= Aufgaben =
1/ Nach welcher Methode ist die Beklagte laut zitiertem Text nach eigenen Ausführungen gehalten, die Pflichtumtauschanleihe zu bilanzieren?
2/ Ändere im zitierten Text den Abschnitt, der mit den Worten „Ob die Beklagte“ beginnt und nach „nicht mehr geäußert.“ endet, und gib ihn bitte neu aus, wobei „Übernahmerecht“ durch „Gesellschaftsrecht“ ersetzt wird.

= Zitierter Text =

___

Es ist schließlich auch nicht ersichtlich, dass der Kooperationsvertrag ohne eine gleichzeitige Kontrolle im Sinne von § 29 Abs. 2 WpÜG seinen Sinn verlieren würde. Dass der Kooperationsvertrag im Hinblick auf den Erwerb von Aktien der Q durch die Beklagte im Jahre 2012 vorteilhaft sein kann, rechtfertigt im Gegenschluss nicht die Annahme, dass er dann zur Wahrung des Einflusses in den Vorjahren bereits mit der A zwecks Kontrolle der Q abgestimmt sein muss.

Ob die Beklagte die Q-Aktien aus der Pflichtumtauschanleihe als ihr gehörend bilanziert hat, hat für den Tatbestand des abgestimmten Verhaltens keine Aussagekraft. Das Bilanzierungsrecht und das Übernahmerecht verfolgen unterschiedliche Ziele. Im übrigen hat die Beklagte ausgeführt, dass sie nach anerkannten Bilanzierungsgrundsätzen gehalten sei, die Pflichtumtauschanleihe nach der Equity-Methode zu bilanzieren, da die bilanzrechtliche Betrachtung künftige Entwicklungen des Anteilseigentums, das heißt auch zivilrechtlich noch nicht übertragene Aktien, einbeziehen müsse. Dazu hat sich die Klägerin nicht mehr geäußert.

___

= Datenteil =
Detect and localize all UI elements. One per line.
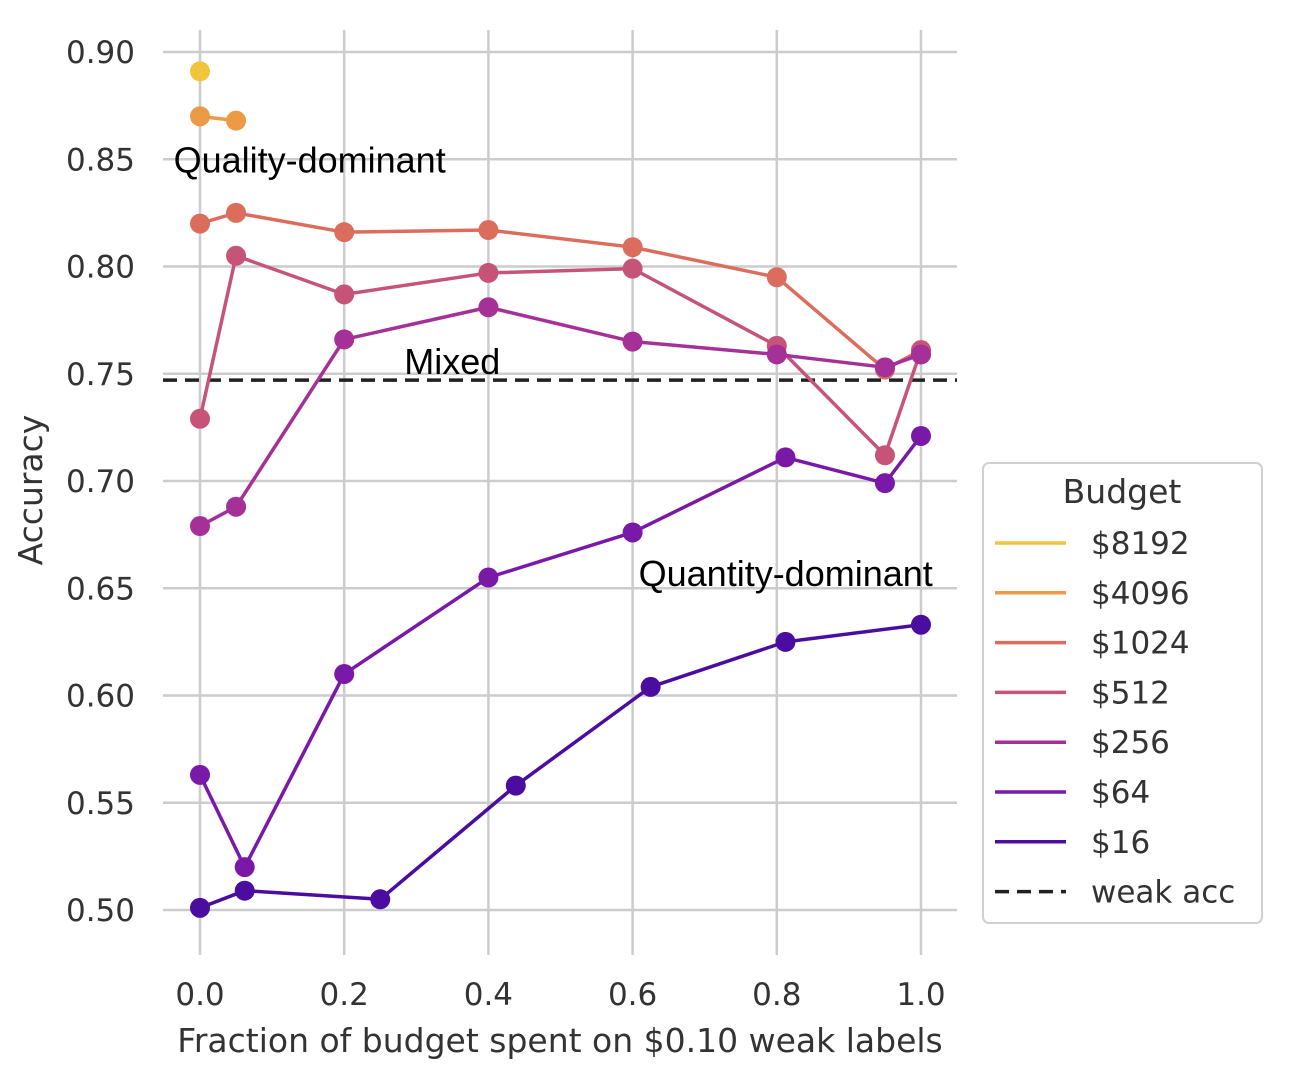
y-tick-label: 0.70 — [66, 464, 135, 500]
annotation: Quality-dominant — [174, 139, 446, 180]
legend-title: Budget — [1063, 472, 1182, 511]
x-tick-label: 0.2 — [320, 977, 369, 1013]
series-2 — [190, 202, 931, 380]
x-tick-label: 1.0 — [896, 977, 945, 1013]
x-tick-label: 0.8 — [752, 977, 801, 1013]
data-point — [874, 357, 895, 378]
legend-label: $1024 — [1091, 626, 1190, 662]
legend-label: $4096 — [1091, 576, 1190, 612]
x-tick-label: 0.6 — [608, 977, 657, 1013]
data-point — [334, 664, 355, 685]
data-point — [190, 516, 210, 537]
series-4 — [190, 297, 931, 537]
grid — [163, 30, 957, 955]
series-5 — [190, 425, 931, 878]
data-point — [226, 202, 247, 223]
series-line — [199, 305, 922, 528]
data-point — [190, 897, 210, 918]
legend-box — [982, 462, 1263, 924]
y-tick-label: 0.55 — [66, 786, 135, 822]
annotation: Mixed — [404, 341, 500, 382]
x-tick-label: 0.0 — [175, 977, 224, 1013]
data-point — [775, 631, 796, 652]
series-line — [198, 434, 923, 869]
series-1 — [190, 106, 247, 131]
data-point — [911, 425, 931, 446]
data-point — [190, 61, 210, 82]
y-axis-label: Accuracy — [11, 415, 50, 566]
data-point — [226, 245, 247, 266]
data-point — [911, 344, 931, 365]
y-tick-label: 0.85 — [66, 142, 135, 178]
data-point — [766, 344, 787, 365]
y-tick-label: 0.65 — [66, 571, 135, 607]
series-line — [199, 622, 922, 910]
data-point — [478, 220, 499, 241]
data-point — [234, 880, 255, 901]
data-point — [334, 284, 355, 305]
tick-labels: 0.0 0.2 0.4 0.6 0.8 1.0 0.50 0.55 0.60 0.65 0.70 0.… — [66, 35, 946, 1013]
data-point — [775, 447, 796, 468]
y-tick-label: 0.90 — [66, 35, 135, 71]
y-tick-label: 0.80 — [66, 250, 135, 286]
annotations: Quality-dominant Mixed Quantity-dominant — [174, 139, 933, 594]
data-point — [505, 775, 526, 796]
series-lines — [190, 61, 931, 918]
series-0 — [190, 61, 210, 82]
data-point — [190, 764, 210, 785]
x-axis-label: Fraction of budget spent on $0.10 weak l… — [177, 1021, 942, 1060]
data-point — [622, 522, 643, 543]
data-point — [226, 496, 247, 517]
legend-label: weak acc — [1091, 875, 1235, 911]
y-tick-label: 0.75 — [66, 357, 135, 393]
data-point — [874, 473, 895, 494]
annotation: Quantity-dominant — [639, 553, 933, 594]
legend-label: $8192 — [1091, 526, 1190, 562]
data-point — [190, 408, 210, 429]
series-3 — [190, 245, 931, 466]
data-point — [478, 567, 499, 588]
data-point — [478, 262, 499, 283]
data-point — [234, 857, 255, 878]
legend: Budget $8192 $4096 $1024 $512 $256 $64 $16 weak … — [982, 462, 1263, 924]
y-tick-label: 0.50 — [66, 893, 135, 929]
legend-label: $256 — [1091, 725, 1170, 761]
data-point — [334, 329, 355, 350]
series-line — [198, 254, 923, 458]
x-tick-label: 0.4 — [464, 977, 513, 1013]
data-point — [190, 213, 210, 234]
data-point — [334, 222, 355, 243]
legend-label: $64 — [1091, 775, 1150, 811]
legend-label: $16 — [1091, 825, 1150, 861]
data-point — [370, 889, 391, 910]
data-point — [766, 267, 787, 288]
data-point — [226, 110, 247, 131]
series-line — [199, 211, 922, 372]
data-point — [190, 106, 210, 127]
data-point — [478, 297, 499, 318]
data-point — [622, 237, 643, 258]
data-point — [622, 331, 643, 352]
data-point — [622, 258, 643, 279]
data-point — [874, 445, 895, 466]
legend-label: $512 — [1091, 675, 1170, 711]
y-tick-label: 0.60 — [66, 679, 135, 715]
data-point — [911, 614, 931, 635]
series-6 — [190, 614, 931, 918]
data-point — [640, 676, 661, 697]
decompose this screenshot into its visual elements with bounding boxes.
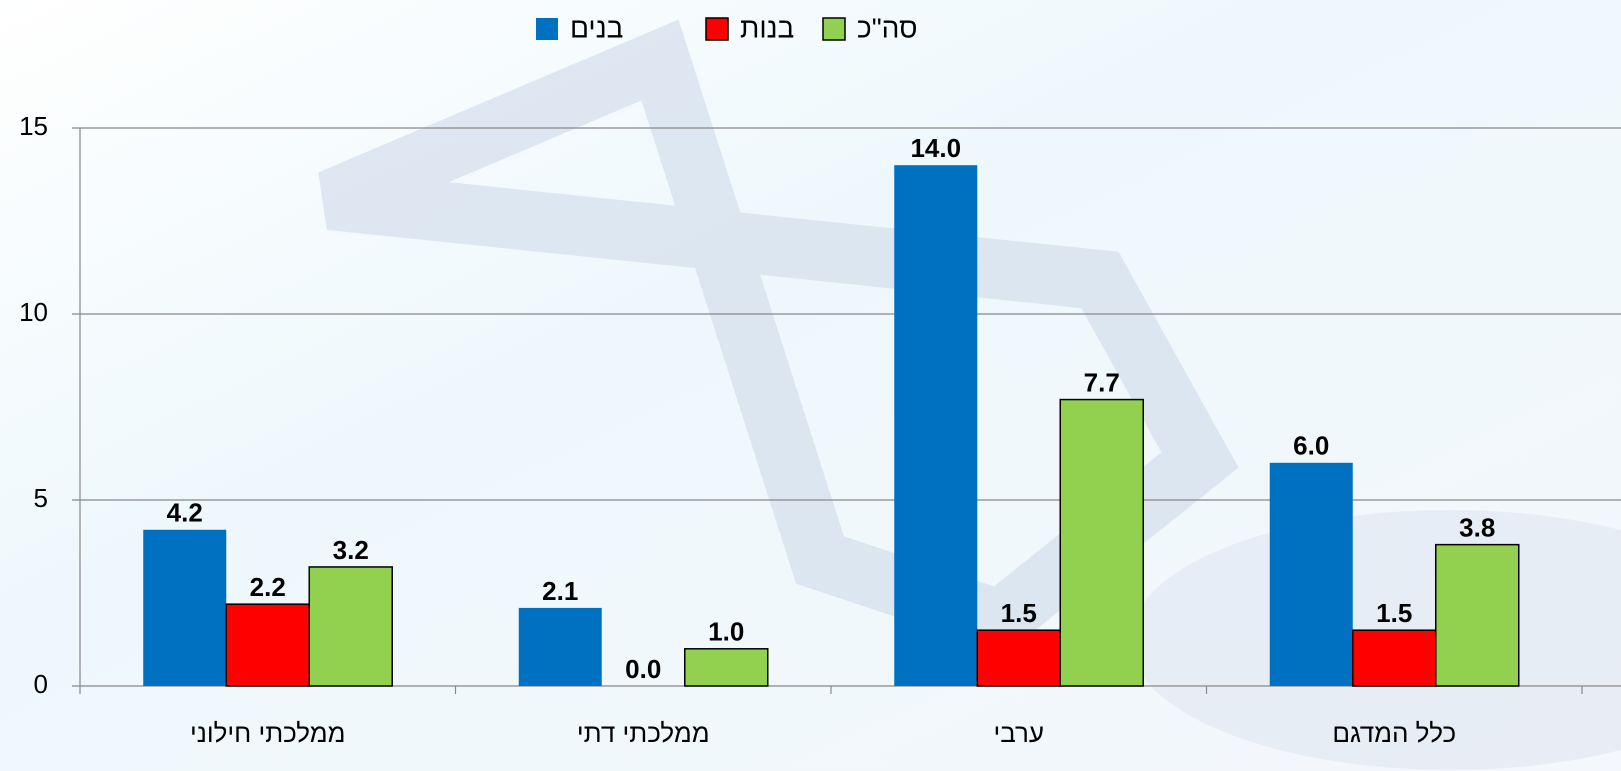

___

= Lösungen =
1/ Nach der Equity-Methode.

2/
Ob die Beklagte die Q-Aktien aus der Pflichtumtauschanleihe als ihr gehörend bilanziert hat, hat für den Tatbestand des abgestimmten Verhaltens keine Aussagekraft. Das Bilanzierungsrecht und das Gesellschaftsrecht verfolgen unterschiedliche Ziele. Im übrigen hat die Beklagte ausgeführt, dass sie nach anerkannten Bilanzierungsgrundsätzen gehalten sei, die Pflichtumtauschanleihe nach der Equity-Methode zu bilanzieren, da die bilanzrechtliche Betrachtung künftige Entwicklungen des Anteilseigentums, das heißt auch zivilrechtlich noch nicht übertragene Aktien, einbeziehen müsse. Dazu hat sich die Klägerin nicht mehr geäußert.